Data provided »

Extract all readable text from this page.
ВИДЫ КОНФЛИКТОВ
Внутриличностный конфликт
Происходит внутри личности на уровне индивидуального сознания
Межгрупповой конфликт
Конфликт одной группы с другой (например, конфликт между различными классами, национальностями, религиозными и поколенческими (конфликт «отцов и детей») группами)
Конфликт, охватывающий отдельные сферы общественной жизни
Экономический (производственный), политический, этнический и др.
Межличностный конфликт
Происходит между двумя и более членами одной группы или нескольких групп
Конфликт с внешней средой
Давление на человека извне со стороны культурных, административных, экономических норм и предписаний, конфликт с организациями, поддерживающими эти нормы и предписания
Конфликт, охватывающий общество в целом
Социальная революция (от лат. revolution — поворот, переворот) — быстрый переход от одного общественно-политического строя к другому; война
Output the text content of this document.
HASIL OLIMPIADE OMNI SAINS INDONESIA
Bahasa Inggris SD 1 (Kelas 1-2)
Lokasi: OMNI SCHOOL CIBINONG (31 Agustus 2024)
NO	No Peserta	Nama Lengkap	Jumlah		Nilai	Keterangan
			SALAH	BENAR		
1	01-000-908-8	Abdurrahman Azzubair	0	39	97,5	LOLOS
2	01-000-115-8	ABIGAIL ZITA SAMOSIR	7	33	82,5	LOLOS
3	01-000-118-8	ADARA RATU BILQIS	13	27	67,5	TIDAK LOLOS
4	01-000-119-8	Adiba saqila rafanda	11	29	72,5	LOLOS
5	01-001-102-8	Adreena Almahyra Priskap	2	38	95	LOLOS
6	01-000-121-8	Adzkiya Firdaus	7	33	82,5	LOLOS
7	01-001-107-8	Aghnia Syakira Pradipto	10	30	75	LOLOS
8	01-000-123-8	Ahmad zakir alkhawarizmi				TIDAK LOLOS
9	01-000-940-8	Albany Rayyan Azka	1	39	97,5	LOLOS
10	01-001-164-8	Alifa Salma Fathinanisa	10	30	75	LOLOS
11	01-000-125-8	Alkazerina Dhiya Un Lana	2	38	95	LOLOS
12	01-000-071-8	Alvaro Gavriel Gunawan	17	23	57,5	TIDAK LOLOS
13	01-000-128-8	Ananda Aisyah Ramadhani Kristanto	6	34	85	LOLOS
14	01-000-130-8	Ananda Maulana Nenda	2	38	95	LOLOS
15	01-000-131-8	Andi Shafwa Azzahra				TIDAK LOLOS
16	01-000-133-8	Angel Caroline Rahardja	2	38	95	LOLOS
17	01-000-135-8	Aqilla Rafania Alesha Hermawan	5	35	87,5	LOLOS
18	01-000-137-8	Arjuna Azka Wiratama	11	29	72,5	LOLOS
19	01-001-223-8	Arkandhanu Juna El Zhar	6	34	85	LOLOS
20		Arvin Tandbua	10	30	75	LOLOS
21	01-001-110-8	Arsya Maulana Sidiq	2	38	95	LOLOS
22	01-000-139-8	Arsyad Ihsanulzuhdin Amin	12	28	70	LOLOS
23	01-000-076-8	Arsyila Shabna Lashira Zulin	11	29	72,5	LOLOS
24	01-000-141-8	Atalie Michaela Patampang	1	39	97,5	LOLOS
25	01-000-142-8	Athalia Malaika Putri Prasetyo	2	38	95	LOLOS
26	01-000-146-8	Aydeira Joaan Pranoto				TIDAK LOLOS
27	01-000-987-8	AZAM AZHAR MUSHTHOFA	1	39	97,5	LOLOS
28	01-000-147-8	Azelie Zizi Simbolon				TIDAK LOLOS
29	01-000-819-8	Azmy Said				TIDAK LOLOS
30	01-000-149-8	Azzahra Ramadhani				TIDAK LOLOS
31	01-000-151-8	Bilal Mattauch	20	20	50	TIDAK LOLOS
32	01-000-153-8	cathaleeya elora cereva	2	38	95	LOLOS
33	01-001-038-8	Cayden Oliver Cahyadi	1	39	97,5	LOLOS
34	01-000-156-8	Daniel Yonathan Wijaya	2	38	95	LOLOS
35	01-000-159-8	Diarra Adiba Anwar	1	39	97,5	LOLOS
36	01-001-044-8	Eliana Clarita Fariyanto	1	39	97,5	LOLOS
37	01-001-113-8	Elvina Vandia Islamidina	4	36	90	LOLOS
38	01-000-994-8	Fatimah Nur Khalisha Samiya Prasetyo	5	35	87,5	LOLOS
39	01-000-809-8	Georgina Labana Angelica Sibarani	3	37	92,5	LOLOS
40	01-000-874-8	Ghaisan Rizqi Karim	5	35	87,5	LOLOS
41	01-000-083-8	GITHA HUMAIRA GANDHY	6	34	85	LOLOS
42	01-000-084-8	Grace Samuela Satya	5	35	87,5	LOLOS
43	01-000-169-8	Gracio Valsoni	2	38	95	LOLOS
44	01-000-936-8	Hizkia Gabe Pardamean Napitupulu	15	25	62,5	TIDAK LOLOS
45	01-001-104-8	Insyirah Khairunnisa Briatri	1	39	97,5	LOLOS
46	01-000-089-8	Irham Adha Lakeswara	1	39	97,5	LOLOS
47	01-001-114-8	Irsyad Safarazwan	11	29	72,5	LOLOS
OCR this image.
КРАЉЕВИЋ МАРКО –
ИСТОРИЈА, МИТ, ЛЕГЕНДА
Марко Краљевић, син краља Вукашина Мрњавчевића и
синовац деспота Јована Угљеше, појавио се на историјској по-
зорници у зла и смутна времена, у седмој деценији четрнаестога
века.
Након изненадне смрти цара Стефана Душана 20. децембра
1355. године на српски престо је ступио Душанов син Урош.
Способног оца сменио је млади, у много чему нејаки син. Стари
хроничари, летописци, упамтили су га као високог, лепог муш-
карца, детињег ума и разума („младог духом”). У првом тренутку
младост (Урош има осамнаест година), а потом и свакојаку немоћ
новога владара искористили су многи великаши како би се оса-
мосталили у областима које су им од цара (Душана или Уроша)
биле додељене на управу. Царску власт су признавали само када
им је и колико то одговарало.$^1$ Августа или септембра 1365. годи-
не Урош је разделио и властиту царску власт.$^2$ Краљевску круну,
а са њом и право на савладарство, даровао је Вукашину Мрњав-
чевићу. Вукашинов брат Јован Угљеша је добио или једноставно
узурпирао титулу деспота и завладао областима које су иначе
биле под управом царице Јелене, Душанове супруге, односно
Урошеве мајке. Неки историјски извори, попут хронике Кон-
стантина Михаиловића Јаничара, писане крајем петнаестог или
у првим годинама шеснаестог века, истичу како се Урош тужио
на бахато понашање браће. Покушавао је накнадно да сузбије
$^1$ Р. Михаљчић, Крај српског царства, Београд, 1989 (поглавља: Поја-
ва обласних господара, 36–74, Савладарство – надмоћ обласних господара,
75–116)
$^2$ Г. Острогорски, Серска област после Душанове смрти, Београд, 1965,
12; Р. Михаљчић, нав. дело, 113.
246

Instruction » Restate the whole of the material exactly.

Expected answer »
Extract all readable text from this page.
ВИДЫ КОНФЛИКТОВ
Внутриличностный конфликт
Происходит внутри личности на уровне индивидуального сознания
Межгрупповой конфликт
Конфликт одной группы с другой (например, конфликт между различными классами, национальностями, религиозными и поколенческими (конфликт «отцов и детей») группами)
Конфликт, охватывающий отдельные сферы общественной жизни
Экономический (производственный), политический, этнический и др.
Межличностный конфликт
Происходит между двумя и более членами одной группы или нескольких групп
Конфликт с внешней средой
Давление на человека извне со стороны культурных, административных, экономических норм и предписаний, конфликт с организациями, поддерживающими эти нормы и предписания
Конфликт, охватывающий общество в целом
Социальная революция (от лат. revolution — поворот, переворот) — быстрый переход от одного общественно-политического строя к другому; война
Output the text content of this document.
HASIL OLIMPIADE OMNI SAINS INDONESIA
Bahasa Inggris SD 1 (Kelas 1-2)
Lokasi: OMNI SCHOOL CIBINONG (31 Agustus 2024)
NO	No Peserta	Nama Lengkap	Jumlah		Nilai	Keterangan
			SALAH	BENAR		
1	01-000-908-8	Abdurrahman Azzubair	0	39	97,5	LOLOS
2	01-000-115-8	ABIGAIL ZITA SAMOSIR	7	33	82,5	LOLOS
3	01-000-118-8	ADARA RATU BILQIS	13	27	67,5	TIDAK LOLOS
4	01-000-119-8	Adiba saqila rafanda	11	29	72,5	LOLOS
5	01-001-102-8	Adreena Almahyra Priskap	2	38	95	LOLOS
6	01-000-121-8	Adzkiya Firdaus	7	33	82,5	LOLOS
7	01-001-107-8	Aghnia Syakira Pradipto	10	30	75	LOLOS
8	01-000-123-8	Ahmad zakir alkhawarizmi				TIDAK LOLOS
9	01-000-940-8	Albany Rayyan Azka	1	39	97,5	LOLOS
10	01-001-164-8	Alifa Salma Fathinanisa	10	30	75	LOLOS
11	01-000-125-8	Alkazerina Dhiya Un Lana	2	38	95	LOLOS
12	01-000-071-8	Alvaro Gavriel Gunawan	17	23	57,5	TIDAK LOLOS
13	01-000-128-8	Ananda Aisyah Ramadhani Kristanto	6	34	85	LOLOS
14	01-000-130-8	Ananda Maulana Nenda	2	38	95	LOLOS
15	01-000-131-8	Andi Shafwa Azzahra				TIDAK LOLOS
16	01-000-133-8	Angel Caroline Rahardja	2	38	95	LOLOS
17	01-000-135-8	Aqilla Rafania Alesha Hermawan	5	35	87,5	LOLOS
18	01-000-137-8	Arjuna Azka Wiratama	11	29	72,5	LOLOS
19	01-001-223-8	Arkandhanu Juna El Zhar	6	34	85	LOLOS
20		Arvin Tandbua	10	30	75	LOLOS
21	01-001-110-8	Arsya Maulana Sidiq	2	38	95	LOLOS
22	01-000-139-8	Arsyad Ihsanulzuhdin Amin	12	28	70	LOLOS
23	01-000-076-8	Arsyila Shabna Lashira Zulin	11	29	72,5	LOLOS
24	01-000-141-8	Atalie Michaela Patampang	1	39	97,5	LOLOS
25	01-000-142-8	Athalia Malaika Putri Prasetyo	2	38	95	LOLOS
26	01-000-146-8	Aydeira Joaan Pranoto				TIDAK LOLOS
27	01-000-987-8	AZAM AZHAR MUSHTHOFA	1	39	97,5	LOLOS
28	01-000-147-8	Azelie Zizi Simbolon				TIDAK LOLOS
29	01-000-819-8	Azmy Said				TIDAK LOLOS
30	01-000-149-8	Azzahra Ramadhani				TIDAK LOLOS
31	01-000-151-8	Bilal Mattauch	20	20	50	TIDAK LOLOS
32	01-000-153-8	cathaleeya elora cereva	2	38	95	LOLOS
33	01-001-038-8	Cayden Oliver Cahyadi	1	39	97,5	LOLOS
34	01-000-156-8	Daniel Yonathan Wijaya	2	38	95	LOLOS
35	01-000-159-8	Diarra Adiba Anwar	1	39	97,5	LOLOS
36	01-001-044-8	Eliana Clarita Fariyanto	1	39	97,5	LOLOS
37	01-001-113-8	Elvina Vandia Islamidina	4	36	90	LOLOS
38	01-000-994-8	Fatimah Nur Khalisha Samiya Prasetyo	5	35	87,5	LOLOS
39	01-000-809-8	Georgina Labana Angelica Sibarani	3	37	92,5	LOLOS
40	01-000-874-8	Ghaisan Rizqi Karim	5	35	87,5	LOLOS
41	01-000-083-8	GITHA HUMAIRA GANDHY	6	34	85	LOLOS
42	01-000-084-8	Grace Samuela Satya	5	35	87,5	LOLOS
43	01-000-169-8	Gracio Valsoni	2	38	95	LOLOS
44	01-000-936-8	Hizkia Gabe Pardamean Napitupulu	15	25	62,5	TIDAK LOLOS
45	01-001-104-8	Insyirah Khairunnisa Briatri	1	39	97,5	LOLOS
46	01-000-089-8	Irham Adha Lakeswara	1	39	97,5	LOLOS
47	01-001-114-8	Irsyad Safarazwan	11	29	72,5	LOLOS
OCR this image.
КРАЉЕВИЋ МАРКО –
ИСТОРИЈА, МИТ, ЛЕГЕНДА
Марко Краљевић, син краља Вукашина Мрњавчевића и
синовац деспота Јована Угљеше, појавио се на историјској по-
зорници у зла и смутна времена, у седмој деценији четрнаестога
века.
Након изненадне смрти цара Стефана Душана 20. децембра
1355. године на српски престо је ступио Душанов син Урош.
Способног оца сменио је млади, у много чему нејаки син. Стари
хроничари, летописци, упамтили су га као високог, лепог муш-
карца, детињег ума и разума („младог духом”). У првом тренутку
младост (Урош има осамнаест година), а потом и свакојаку немоћ
новога владара искористили су многи великаши како би се оса-
мосталили у областима које су им од цара (Душана или Уроша)
биле додељене на управу. Царску власт су признавали само када
им је и колико то одговарало.$^1$ Августа или септембра 1365. годи-
не Урош је разделио и властиту царску власт.$^2$ Краљевску круну,
а са њом и право на савладарство, даровао је Вукашину Мрњав-
чевићу. Вукашинов брат Јован Угљеша је добио или једноставно
узурпирао титулу деспота и завладао областима које су иначе
биле под управом царице Јелене, Душанове супруге, односно
Урошеве мајке. Неки историјски извори, попут хронике Кон-
стантина Михаиловића Јаничара, писане крајем петнаестог или
у првим годинама шеснаестог века, истичу како се Урош тужио
на бахато понашање браће. Покушавао је накнадно да сузбије
$^1$ Р. Михаљчић, Крај српског царства, Београд, 1989 (поглавља: Поја-
ва обласних господара, 36–74, Савладарство – надмоћ обласних господара,
75–116)
$^2$ Г. Острогорски, Серска област после Душанове смрти, Београд, 1965,
12; Р. Михаљчић, нав. дело, 113.
246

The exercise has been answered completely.